Whenever a line carries the word "screenshot", pull it out of the entries.

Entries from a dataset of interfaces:
*** Block opens ***

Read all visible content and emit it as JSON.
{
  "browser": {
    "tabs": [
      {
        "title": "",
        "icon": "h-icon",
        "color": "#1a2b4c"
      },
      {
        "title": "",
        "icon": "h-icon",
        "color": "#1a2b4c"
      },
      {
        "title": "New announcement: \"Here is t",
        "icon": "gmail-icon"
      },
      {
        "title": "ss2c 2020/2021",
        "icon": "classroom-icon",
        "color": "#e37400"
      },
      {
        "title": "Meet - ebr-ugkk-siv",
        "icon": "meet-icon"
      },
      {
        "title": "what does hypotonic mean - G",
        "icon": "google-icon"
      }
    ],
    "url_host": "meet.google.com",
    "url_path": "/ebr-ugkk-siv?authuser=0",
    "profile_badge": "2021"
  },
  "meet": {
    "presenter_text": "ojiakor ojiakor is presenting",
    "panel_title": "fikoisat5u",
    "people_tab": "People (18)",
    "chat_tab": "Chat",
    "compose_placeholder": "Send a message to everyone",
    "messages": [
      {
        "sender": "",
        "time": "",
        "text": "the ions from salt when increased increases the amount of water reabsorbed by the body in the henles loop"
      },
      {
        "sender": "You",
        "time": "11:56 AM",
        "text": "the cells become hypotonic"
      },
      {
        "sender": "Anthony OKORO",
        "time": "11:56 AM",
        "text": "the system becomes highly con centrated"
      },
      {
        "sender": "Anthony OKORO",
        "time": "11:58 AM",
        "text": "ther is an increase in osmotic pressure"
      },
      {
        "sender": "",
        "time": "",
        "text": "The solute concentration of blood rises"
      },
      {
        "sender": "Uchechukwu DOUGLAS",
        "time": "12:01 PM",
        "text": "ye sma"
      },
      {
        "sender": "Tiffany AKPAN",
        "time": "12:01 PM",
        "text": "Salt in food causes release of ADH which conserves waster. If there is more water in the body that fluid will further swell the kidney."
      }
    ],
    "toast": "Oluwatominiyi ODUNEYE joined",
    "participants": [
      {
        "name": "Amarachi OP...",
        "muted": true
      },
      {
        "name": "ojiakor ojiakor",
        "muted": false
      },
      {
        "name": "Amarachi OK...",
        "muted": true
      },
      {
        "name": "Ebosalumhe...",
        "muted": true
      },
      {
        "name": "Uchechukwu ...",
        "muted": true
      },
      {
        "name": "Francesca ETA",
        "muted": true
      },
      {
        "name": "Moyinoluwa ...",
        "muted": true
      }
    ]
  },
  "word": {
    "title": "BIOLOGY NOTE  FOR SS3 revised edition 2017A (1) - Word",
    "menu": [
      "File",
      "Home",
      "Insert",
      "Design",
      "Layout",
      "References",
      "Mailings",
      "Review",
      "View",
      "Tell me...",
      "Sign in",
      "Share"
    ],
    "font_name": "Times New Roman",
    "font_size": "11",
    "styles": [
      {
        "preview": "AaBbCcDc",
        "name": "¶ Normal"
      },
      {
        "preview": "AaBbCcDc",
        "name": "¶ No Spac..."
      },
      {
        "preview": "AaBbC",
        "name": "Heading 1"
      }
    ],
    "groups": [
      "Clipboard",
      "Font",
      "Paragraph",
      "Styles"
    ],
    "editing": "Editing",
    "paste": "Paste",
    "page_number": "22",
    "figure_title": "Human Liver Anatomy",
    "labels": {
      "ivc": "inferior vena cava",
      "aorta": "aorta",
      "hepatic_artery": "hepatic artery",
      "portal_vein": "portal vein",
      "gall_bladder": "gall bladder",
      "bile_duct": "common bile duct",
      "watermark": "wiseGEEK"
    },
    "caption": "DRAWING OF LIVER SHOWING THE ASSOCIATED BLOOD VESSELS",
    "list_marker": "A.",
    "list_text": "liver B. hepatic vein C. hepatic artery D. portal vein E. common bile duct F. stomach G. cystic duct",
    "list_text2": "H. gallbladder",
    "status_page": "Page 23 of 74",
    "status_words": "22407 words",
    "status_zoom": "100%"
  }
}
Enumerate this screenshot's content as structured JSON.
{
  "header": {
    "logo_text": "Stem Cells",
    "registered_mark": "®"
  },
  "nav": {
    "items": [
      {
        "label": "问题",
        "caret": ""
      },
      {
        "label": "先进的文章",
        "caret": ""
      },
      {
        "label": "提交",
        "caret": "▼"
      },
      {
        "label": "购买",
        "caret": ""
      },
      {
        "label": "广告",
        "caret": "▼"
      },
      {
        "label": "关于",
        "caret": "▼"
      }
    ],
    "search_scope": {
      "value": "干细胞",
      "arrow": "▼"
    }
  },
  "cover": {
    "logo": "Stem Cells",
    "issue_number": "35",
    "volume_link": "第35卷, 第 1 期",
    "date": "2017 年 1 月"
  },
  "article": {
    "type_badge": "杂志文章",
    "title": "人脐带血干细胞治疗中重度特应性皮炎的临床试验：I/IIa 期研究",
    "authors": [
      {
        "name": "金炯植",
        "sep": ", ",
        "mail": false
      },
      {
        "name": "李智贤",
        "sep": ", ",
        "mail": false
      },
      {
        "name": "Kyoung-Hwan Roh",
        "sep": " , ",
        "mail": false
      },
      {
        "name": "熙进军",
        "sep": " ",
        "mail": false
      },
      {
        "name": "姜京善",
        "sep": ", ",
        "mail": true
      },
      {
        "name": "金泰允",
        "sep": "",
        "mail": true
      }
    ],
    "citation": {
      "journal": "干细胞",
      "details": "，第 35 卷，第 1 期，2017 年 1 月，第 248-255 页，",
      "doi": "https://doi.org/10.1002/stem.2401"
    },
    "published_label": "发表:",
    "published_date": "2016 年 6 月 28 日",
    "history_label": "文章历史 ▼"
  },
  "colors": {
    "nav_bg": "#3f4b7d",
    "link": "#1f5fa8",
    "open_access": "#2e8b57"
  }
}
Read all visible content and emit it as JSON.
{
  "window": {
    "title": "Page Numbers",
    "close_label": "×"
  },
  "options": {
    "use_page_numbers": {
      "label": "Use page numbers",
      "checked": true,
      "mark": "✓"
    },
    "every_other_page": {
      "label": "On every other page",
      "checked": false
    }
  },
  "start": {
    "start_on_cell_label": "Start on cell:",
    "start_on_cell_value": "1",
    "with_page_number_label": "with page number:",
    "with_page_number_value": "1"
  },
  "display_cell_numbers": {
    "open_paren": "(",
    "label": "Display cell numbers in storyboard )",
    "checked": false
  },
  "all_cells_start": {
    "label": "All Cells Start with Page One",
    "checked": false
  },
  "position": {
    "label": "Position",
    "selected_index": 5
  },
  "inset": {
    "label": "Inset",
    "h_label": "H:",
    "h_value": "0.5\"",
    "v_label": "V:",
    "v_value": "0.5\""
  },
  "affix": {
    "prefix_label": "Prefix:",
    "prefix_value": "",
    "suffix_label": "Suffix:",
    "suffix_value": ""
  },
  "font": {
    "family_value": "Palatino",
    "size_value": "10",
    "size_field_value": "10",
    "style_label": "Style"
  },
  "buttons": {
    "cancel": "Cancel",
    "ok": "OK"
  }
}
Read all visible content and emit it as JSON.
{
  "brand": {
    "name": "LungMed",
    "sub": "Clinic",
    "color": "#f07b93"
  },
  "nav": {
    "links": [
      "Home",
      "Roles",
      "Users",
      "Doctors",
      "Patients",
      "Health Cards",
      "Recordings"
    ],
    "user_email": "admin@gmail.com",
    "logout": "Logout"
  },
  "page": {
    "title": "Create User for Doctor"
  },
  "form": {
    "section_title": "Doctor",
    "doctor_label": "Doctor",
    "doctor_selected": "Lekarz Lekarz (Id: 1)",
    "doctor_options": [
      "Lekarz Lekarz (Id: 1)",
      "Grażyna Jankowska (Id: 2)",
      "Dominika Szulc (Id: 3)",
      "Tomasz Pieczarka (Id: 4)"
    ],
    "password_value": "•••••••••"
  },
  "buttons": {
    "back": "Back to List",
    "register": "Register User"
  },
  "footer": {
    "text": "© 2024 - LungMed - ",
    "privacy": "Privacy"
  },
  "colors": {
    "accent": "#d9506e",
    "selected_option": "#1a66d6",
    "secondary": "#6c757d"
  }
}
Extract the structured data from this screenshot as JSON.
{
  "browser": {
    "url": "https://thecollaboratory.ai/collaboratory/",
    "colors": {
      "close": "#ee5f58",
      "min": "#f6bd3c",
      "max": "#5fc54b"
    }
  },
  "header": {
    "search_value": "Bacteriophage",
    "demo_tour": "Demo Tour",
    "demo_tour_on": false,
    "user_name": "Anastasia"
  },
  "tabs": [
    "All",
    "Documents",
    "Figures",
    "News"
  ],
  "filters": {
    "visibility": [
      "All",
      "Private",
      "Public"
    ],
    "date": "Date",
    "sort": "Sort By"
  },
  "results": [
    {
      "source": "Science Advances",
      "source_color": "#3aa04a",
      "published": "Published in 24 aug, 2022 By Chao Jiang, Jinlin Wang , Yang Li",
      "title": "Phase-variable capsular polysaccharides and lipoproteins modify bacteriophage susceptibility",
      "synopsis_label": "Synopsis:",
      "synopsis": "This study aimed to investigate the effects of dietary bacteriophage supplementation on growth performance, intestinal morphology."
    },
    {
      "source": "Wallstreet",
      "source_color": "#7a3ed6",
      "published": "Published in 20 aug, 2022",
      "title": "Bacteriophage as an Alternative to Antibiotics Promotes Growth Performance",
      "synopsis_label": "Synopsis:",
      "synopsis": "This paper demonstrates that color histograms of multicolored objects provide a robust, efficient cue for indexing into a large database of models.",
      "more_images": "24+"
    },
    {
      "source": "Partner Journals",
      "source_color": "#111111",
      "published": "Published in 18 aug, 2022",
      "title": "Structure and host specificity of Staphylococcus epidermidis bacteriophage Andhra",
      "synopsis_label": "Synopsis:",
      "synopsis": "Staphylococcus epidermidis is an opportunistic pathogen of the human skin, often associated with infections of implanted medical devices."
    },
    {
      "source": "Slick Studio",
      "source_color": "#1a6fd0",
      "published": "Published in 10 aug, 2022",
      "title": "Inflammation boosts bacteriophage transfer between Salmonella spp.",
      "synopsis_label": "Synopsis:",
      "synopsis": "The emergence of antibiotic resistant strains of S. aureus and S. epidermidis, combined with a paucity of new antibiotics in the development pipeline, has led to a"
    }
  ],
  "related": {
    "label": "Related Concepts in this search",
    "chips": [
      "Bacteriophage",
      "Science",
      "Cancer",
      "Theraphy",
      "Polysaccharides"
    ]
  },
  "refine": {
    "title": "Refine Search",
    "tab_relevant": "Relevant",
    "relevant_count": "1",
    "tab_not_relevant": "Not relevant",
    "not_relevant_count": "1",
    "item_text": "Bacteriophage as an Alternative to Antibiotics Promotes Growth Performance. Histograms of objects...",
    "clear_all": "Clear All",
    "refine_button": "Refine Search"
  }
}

*** Block closes ***

Answer box:
Enumerate this screenshot's content as structured JSON.
Extract the structured data from this screenshot as JSON.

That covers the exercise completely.